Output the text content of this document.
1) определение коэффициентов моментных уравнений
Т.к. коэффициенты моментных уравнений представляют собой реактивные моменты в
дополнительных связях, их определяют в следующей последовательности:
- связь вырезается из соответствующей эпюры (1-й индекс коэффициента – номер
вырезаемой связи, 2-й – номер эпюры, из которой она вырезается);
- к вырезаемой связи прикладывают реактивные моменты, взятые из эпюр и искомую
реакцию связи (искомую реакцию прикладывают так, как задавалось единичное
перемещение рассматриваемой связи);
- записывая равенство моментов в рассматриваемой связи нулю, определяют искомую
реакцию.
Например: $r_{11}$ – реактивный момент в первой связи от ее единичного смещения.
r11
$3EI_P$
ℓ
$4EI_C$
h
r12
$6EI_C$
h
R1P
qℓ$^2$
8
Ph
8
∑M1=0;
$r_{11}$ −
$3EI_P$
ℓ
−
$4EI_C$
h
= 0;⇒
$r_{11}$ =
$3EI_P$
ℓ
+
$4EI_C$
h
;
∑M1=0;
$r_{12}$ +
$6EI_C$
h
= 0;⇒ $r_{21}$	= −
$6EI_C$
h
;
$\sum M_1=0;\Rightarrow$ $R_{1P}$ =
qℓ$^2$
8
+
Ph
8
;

> **What the task asks**: Find the lines above holding the word "искомую" and show them.

> **Final result**:
- к вырезаемой связи прикладывают реактивные моменты, взятые из эпюр и искомую
реакцию связи (искомую реакцию прикладывают так, как задавалось единичное
- записывая равенство моментов в рассматриваемой связи нулю, определяют искомую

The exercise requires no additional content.